[Start of Stored records]
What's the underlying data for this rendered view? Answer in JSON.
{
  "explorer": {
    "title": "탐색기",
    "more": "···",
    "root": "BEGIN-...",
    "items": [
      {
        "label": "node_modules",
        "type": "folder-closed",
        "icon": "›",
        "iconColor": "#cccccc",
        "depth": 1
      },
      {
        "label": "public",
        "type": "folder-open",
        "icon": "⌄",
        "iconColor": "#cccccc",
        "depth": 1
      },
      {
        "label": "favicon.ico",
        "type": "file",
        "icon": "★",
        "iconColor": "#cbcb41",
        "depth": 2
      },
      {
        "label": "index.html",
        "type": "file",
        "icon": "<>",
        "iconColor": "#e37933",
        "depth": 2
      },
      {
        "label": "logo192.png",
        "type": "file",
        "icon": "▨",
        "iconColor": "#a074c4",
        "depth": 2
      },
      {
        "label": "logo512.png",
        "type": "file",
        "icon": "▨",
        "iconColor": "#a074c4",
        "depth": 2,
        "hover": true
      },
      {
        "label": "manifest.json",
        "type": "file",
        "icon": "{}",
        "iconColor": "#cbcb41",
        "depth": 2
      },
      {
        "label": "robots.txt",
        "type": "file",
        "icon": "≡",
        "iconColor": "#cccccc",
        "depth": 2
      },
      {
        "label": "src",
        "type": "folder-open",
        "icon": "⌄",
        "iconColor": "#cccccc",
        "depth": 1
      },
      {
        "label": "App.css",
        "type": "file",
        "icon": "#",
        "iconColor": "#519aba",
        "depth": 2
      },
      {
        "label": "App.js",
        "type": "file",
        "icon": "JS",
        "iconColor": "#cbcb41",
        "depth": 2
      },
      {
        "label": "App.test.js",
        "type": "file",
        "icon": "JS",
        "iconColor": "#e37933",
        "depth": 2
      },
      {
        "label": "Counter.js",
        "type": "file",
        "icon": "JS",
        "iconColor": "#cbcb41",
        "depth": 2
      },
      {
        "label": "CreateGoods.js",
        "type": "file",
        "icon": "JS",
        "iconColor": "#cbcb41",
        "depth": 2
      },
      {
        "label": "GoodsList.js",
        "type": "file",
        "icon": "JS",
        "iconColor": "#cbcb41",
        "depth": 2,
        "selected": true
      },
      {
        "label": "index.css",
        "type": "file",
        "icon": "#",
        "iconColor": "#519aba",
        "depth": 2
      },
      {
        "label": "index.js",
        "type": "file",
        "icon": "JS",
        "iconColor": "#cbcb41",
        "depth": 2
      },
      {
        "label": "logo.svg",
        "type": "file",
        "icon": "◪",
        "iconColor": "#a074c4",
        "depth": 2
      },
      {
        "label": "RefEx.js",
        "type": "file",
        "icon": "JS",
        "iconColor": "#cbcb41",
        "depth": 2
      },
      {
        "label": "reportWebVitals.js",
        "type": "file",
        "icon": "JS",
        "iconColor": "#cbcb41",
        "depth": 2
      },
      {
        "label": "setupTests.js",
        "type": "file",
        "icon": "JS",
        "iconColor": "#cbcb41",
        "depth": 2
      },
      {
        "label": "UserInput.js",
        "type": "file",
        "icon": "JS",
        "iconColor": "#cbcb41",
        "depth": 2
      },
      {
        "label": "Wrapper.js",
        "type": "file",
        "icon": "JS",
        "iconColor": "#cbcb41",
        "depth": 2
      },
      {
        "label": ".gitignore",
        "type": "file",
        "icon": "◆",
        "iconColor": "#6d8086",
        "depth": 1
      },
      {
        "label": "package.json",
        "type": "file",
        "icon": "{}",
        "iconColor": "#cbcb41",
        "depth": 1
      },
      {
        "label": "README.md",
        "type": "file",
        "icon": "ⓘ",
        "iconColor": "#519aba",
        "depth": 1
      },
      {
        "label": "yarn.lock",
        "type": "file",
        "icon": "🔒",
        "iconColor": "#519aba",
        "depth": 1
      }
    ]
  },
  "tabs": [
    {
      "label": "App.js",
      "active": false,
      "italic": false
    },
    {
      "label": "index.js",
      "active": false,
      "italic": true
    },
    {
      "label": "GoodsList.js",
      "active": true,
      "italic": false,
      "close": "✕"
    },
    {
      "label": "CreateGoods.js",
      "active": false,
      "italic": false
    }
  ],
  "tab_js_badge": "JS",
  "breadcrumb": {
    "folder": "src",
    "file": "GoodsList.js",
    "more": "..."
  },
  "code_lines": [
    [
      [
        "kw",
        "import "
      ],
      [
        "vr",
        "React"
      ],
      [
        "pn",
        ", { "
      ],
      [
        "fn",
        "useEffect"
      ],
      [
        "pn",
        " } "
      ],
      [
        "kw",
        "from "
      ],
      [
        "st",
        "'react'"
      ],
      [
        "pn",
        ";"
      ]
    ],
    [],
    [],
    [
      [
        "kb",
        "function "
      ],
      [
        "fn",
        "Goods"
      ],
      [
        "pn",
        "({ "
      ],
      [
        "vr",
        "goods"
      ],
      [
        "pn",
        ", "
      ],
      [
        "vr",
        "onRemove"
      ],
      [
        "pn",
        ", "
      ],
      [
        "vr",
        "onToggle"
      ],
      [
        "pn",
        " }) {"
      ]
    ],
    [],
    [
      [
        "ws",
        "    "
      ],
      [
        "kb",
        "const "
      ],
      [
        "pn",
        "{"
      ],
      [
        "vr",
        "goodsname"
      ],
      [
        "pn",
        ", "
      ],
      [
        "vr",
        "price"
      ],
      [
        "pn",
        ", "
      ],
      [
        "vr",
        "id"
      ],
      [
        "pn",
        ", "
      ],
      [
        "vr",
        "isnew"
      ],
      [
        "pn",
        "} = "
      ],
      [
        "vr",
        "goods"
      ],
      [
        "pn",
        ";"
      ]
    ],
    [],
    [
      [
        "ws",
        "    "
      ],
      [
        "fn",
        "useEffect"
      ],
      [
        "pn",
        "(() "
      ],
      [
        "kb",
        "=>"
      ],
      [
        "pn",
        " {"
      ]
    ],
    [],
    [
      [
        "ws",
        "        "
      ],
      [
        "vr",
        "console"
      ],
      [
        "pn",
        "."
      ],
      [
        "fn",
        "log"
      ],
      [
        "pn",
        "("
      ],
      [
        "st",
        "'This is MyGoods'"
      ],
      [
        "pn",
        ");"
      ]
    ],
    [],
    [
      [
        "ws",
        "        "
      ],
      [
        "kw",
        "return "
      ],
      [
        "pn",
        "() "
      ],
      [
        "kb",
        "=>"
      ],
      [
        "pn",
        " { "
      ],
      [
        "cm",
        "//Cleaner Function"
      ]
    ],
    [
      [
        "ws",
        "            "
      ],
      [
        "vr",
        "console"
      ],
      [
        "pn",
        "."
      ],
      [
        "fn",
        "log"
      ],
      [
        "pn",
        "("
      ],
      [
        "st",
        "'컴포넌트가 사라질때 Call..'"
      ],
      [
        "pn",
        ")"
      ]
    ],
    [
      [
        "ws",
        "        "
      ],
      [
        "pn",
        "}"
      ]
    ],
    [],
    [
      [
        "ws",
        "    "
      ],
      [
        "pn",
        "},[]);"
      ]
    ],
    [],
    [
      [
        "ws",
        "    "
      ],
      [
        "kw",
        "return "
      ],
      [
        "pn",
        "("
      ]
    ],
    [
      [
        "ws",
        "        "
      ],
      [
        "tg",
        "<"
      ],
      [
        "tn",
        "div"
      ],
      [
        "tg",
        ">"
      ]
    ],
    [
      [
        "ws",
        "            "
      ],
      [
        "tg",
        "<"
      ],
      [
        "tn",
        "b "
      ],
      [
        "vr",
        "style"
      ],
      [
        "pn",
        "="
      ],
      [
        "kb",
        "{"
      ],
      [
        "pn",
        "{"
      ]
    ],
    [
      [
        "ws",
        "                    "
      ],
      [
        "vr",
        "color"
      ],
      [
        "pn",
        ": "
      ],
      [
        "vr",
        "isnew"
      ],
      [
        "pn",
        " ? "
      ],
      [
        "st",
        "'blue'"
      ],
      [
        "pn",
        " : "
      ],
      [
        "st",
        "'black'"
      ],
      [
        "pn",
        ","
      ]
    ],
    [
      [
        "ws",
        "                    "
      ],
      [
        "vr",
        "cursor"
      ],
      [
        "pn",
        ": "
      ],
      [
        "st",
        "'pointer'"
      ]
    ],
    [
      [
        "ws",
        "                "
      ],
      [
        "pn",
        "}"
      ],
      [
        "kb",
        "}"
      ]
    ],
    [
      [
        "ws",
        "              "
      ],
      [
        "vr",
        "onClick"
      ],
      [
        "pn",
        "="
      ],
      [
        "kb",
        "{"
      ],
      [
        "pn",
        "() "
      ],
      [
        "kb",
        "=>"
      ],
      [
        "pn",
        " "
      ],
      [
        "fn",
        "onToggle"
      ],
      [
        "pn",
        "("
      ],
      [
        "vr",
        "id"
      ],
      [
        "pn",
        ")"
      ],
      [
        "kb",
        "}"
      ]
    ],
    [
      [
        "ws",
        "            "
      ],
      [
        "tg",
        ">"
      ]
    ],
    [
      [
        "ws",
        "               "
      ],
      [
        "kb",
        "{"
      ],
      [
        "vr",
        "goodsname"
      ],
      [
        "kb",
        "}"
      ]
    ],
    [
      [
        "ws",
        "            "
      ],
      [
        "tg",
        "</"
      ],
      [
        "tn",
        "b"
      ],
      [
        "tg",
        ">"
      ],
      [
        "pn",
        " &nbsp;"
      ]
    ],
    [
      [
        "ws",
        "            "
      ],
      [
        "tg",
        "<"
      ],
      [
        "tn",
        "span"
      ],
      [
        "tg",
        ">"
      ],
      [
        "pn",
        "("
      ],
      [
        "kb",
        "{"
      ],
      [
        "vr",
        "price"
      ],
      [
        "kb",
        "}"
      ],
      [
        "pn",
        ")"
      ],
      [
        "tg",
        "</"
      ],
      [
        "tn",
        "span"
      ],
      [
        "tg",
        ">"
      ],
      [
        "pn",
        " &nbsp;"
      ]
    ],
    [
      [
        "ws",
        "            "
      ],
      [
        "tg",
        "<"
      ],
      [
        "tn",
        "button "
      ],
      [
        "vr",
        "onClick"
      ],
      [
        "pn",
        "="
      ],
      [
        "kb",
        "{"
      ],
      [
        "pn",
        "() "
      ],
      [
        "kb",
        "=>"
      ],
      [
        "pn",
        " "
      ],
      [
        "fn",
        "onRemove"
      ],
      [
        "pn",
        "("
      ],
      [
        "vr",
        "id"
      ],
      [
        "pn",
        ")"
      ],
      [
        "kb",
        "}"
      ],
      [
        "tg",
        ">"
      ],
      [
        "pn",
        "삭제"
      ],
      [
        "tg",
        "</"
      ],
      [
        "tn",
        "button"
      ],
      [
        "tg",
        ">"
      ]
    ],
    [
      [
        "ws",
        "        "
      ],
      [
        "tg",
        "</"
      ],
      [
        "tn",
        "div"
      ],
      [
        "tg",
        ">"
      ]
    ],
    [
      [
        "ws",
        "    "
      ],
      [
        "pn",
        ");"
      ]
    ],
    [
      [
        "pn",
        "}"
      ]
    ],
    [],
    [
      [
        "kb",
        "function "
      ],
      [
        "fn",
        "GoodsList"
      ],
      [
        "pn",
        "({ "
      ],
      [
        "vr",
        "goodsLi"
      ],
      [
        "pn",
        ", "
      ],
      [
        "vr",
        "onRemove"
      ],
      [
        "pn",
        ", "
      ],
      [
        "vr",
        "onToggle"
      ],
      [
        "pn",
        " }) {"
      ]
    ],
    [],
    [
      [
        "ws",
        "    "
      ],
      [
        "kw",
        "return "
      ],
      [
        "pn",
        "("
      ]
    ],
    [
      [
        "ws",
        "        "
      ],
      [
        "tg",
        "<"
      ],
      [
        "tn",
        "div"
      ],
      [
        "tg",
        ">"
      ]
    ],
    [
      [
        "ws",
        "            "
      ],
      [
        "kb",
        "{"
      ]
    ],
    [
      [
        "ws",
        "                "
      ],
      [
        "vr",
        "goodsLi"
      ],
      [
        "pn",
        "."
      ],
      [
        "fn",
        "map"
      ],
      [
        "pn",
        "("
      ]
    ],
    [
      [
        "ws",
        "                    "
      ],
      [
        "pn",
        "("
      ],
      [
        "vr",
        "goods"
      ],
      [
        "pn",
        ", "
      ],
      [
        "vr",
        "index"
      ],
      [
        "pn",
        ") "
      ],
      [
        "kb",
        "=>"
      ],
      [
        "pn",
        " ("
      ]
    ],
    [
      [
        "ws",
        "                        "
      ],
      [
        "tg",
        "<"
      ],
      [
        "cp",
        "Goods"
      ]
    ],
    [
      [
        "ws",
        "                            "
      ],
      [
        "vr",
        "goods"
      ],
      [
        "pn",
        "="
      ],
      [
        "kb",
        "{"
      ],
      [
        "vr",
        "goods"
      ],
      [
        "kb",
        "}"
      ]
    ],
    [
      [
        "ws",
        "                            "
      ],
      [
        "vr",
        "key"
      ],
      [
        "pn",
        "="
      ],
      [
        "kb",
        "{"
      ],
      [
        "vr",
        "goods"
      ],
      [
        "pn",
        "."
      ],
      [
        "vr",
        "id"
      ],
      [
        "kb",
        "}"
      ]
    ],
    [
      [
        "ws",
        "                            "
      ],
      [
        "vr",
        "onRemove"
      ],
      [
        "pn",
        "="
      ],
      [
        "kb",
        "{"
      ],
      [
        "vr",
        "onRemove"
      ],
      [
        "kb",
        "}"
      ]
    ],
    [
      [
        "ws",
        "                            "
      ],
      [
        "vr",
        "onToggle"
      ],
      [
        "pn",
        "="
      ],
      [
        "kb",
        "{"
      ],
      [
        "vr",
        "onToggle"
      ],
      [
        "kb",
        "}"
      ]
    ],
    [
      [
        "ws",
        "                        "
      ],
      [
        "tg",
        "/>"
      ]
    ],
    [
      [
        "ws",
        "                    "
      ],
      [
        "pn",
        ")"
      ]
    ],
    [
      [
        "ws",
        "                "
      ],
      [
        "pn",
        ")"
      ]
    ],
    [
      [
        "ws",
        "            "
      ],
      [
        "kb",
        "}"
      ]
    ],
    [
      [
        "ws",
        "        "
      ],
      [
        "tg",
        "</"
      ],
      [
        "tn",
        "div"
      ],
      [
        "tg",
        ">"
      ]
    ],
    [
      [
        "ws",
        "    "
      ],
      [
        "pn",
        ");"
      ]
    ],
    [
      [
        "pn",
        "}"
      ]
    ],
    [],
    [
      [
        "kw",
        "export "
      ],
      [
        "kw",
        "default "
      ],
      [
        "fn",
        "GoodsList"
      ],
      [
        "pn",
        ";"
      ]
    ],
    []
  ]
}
[End of Stored records]
> **Task to complete**: Show every line where the string "true" appears.

> **Task output**:
        "hover": true
        "selected": true
      "italic": true
      "active": true,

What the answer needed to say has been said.